Exercise brief -
The records are to be restated in their entirety, word for word.

Records provided -
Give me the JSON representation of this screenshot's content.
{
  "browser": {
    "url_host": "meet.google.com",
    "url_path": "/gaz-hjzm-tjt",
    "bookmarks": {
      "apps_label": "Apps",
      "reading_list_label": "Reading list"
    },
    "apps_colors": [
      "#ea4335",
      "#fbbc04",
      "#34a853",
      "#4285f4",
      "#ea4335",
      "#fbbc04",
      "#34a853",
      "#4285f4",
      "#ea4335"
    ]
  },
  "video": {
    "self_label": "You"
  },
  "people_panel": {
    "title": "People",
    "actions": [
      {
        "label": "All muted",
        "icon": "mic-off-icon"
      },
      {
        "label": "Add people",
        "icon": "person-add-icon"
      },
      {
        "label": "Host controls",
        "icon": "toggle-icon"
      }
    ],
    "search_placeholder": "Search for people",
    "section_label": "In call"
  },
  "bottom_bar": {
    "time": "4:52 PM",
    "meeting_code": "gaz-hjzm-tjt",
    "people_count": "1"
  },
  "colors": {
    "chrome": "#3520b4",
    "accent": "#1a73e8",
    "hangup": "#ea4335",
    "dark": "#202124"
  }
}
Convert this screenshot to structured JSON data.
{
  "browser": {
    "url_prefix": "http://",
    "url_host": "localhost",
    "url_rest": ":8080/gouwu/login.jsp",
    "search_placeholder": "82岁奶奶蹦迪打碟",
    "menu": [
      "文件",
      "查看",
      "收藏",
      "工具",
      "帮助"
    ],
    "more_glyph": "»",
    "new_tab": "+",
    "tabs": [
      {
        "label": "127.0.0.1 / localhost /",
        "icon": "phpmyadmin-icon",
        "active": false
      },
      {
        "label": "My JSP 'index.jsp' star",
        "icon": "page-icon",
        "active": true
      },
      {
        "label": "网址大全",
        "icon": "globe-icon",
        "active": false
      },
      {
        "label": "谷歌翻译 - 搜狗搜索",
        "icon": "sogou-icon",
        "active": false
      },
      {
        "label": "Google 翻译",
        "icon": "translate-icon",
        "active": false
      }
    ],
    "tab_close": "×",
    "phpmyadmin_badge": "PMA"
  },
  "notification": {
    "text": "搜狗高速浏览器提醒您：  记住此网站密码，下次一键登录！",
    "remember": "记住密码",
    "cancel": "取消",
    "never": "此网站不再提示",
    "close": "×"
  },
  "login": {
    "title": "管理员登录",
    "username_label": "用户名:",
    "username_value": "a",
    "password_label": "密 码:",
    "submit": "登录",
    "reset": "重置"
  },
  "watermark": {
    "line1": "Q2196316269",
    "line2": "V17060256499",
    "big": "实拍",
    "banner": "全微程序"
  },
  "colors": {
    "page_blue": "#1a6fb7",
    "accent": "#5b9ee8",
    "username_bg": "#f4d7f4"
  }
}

Result -
Give me the JSON representation of this screenshot's content.
{
  "browser": {
    "url_host": "meet.google.com",
    "url_path": "/gaz-hjzm-tjt",
    "bookmarks": {
      "apps_label": "Apps",
      "reading_list_label": "Reading list"
    },
    "apps_colors": [
      "#ea4335",
      "#fbbc04",
      "#34a853",
      "#4285f4",
      "#ea4335",
      "#fbbc04",
      "#34a853",
      "#4285f4",
      "#ea4335"
    ]
  },
  "video": {
    "self_label": "You"
  },
  "people_panel": {
    "title": "People",
    "actions": [
      {
        "label": "All muted",
        "icon": "mic-off-icon"
      },
      {
        "label": "Add people",
        "icon": "person-add-icon"
      },
      {
        "label": "Host controls",
        "icon": "toggle-icon"
      }
    ],
    "search_placeholder": "Search for people",
    "section_label": "In call"
  },
  "bottom_bar": {
    "time": "4:52 PM",
    "meeting_code": "gaz-hjzm-tjt",
    "people_count": "1"
  },
  "colors": {
    "chrome": "#3520b4",
    "accent": "#1a73e8",
    "hangup": "#ea4335",
    "dark": "#202124"
  }
}
Convert this screenshot to structured JSON data.
{
  "browser": {
    "url_prefix": "http://",
    "url_host": "localhost",
    "url_rest": ":8080/gouwu/login.jsp",
    "search_placeholder": "82岁奶奶蹦迪打碟",
    "menu": [
      "文件",
      "查看",
      "收藏",
      "工具",
      "帮助"
    ],
    "more_glyph": "»",
    "new_tab": "+",
    "tabs": [
      {
        "label": "127.0.0.1 / localhost /",
        "icon": "phpmyadmin-icon",
        "active": false
      },
      {
        "label": "My JSP 'index.jsp' star",
        "icon": "page-icon",
        "active": true
      },
      {
        "label": "网址大全",
        "icon": "globe-icon",
        "active": false
      },
      {
        "label": "谷歌翻译 - 搜狗搜索",
        "icon": "sogou-icon",
        "active": false
      },
      {
        "label": "Google 翻译",
        "icon": "translate-icon",
        "active": false
      }
    ],
    "tab_close": "×",
    "phpmyadmin_badge": "PMA"
  },
  "notification": {
    "text": "搜狗高速浏览器提醒您：  记住此网站密码，下次一键登录！",
    "remember": "记住密码",
    "cancel": "取消",
    "never": "此网站不再提示",
    "close": "×"
  },
  "login": {
    "title": "管理员登录",
    "username_label": "用户名:",
    "username_value": "a",
    "password_label": "密 码:",
    "submit": "登录",
    "reset": "重置"
  },
  "watermark": {
    "line1": "Q2196316269",
    "line2": "V17060256499",
    "big": "实拍",
    "banner": "全微程序"
  },
  "colors": {
    "page_blue": "#1a6fb7",
    "accent": "#5b9ee8",
    "username_bg": "#f4d7f4"
  }
}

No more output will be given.